- _What the exercise asks_: In the listing below, locate the lines bearing the word "fritidshus". Copy every one of them.

Figure record extracts:
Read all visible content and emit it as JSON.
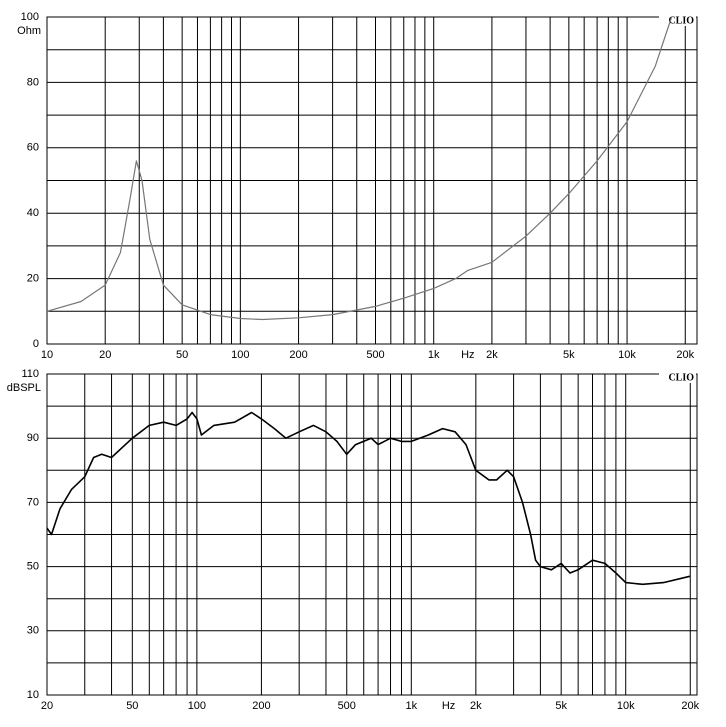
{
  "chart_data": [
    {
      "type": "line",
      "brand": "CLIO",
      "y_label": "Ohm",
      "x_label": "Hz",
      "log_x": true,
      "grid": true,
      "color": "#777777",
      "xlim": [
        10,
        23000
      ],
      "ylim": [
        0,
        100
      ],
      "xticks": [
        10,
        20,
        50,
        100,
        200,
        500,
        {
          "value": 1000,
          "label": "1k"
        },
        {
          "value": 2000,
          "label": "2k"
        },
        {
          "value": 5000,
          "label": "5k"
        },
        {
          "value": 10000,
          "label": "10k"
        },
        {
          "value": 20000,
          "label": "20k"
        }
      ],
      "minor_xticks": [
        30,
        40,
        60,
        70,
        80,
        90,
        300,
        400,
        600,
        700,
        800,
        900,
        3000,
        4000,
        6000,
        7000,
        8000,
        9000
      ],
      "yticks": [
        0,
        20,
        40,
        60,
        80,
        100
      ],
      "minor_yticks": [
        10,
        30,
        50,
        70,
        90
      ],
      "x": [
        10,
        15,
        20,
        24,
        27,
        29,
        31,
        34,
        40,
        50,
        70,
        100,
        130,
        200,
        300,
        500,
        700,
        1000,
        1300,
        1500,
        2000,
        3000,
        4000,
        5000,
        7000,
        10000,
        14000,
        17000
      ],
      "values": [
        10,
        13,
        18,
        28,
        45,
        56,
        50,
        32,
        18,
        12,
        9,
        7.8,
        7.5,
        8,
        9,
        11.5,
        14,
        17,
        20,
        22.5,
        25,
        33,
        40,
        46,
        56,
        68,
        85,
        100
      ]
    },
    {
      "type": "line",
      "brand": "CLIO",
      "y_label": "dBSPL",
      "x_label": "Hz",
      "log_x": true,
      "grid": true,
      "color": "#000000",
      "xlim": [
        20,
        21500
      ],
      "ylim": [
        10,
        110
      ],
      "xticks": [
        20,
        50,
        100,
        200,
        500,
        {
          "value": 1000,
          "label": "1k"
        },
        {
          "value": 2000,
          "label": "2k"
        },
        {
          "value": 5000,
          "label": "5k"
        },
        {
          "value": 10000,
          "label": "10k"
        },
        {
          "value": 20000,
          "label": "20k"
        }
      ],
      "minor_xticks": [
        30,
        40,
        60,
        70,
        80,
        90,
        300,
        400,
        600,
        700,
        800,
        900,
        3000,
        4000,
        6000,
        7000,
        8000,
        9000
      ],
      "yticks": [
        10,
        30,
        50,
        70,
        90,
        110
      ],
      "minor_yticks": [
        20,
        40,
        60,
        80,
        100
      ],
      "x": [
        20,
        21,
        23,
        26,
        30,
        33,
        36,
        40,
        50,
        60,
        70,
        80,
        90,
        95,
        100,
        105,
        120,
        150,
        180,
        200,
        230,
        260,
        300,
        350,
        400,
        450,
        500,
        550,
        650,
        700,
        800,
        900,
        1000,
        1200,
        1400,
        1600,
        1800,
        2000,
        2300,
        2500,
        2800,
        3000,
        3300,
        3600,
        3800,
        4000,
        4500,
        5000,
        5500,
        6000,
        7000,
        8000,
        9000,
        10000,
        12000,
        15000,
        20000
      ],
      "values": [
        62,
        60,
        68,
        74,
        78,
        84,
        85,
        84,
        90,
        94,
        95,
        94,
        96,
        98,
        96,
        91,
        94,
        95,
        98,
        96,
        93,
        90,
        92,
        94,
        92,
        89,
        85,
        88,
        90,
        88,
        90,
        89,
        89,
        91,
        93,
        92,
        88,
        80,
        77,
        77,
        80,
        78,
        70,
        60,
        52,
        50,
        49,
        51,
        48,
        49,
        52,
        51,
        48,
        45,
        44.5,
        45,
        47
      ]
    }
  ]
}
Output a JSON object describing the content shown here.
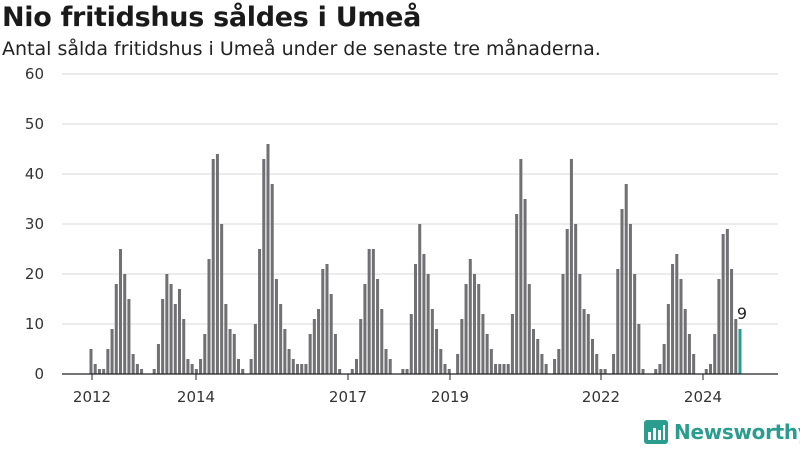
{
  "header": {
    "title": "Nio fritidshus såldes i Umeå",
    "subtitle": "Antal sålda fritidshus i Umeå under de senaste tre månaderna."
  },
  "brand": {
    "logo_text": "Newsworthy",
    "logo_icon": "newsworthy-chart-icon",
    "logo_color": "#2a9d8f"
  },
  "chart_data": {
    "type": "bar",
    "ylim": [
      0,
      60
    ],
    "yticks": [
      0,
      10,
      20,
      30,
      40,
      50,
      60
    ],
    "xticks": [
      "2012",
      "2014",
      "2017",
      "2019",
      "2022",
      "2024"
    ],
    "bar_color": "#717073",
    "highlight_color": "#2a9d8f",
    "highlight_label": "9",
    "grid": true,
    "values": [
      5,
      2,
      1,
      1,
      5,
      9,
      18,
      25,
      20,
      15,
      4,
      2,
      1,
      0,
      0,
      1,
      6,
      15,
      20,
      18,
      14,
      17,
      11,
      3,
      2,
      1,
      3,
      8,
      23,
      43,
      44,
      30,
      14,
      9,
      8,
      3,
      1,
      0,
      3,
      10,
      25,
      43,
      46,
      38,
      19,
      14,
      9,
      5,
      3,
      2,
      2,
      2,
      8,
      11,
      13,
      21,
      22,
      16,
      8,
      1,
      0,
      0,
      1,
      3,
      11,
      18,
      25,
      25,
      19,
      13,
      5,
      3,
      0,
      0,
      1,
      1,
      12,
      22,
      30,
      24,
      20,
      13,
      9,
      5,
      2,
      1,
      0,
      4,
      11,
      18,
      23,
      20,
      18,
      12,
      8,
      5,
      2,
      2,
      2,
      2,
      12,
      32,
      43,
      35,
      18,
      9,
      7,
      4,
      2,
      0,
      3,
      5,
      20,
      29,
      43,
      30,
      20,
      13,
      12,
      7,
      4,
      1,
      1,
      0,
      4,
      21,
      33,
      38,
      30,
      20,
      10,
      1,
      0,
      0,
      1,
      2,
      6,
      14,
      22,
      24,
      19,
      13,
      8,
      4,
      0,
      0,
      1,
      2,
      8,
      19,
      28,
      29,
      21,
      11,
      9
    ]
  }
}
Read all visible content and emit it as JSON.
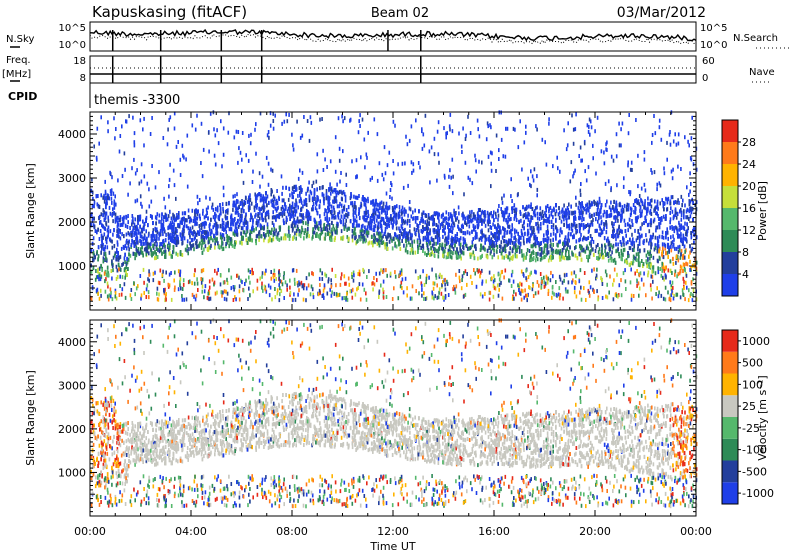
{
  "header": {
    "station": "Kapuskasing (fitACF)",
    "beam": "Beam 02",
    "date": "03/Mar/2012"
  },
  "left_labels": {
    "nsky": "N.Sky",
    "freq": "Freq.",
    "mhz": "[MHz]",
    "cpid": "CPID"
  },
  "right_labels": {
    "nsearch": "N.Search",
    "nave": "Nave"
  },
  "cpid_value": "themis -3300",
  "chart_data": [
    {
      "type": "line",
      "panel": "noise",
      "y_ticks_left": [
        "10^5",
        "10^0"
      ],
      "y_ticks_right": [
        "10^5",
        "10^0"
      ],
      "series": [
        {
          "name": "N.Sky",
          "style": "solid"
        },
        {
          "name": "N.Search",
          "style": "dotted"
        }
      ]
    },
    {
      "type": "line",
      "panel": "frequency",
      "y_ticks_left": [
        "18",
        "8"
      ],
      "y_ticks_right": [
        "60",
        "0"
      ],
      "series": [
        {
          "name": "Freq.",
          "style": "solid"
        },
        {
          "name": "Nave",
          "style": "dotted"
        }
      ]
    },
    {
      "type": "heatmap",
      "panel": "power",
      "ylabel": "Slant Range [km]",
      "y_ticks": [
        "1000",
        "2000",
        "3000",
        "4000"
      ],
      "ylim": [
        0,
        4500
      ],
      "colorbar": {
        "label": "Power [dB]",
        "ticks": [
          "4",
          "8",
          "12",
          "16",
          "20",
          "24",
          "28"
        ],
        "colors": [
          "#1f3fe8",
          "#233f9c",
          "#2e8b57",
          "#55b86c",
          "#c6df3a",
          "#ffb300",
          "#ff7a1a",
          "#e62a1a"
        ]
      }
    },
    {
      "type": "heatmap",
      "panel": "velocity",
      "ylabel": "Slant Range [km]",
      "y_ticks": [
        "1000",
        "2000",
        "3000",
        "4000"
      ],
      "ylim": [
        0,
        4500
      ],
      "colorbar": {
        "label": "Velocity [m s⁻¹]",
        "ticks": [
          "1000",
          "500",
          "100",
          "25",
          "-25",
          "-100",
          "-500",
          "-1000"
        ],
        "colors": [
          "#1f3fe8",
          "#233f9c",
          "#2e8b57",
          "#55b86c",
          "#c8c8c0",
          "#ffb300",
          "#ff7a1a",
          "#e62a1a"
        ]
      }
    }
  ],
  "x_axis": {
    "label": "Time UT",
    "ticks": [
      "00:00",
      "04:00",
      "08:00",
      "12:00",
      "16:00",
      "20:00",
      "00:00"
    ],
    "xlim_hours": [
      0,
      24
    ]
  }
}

- _The answer_:
    "title": "Nio fritidshus såldes i Umeå",
    "subtitle": "Antal sålda fritidshus i Umeå under de senaste tre månaderna."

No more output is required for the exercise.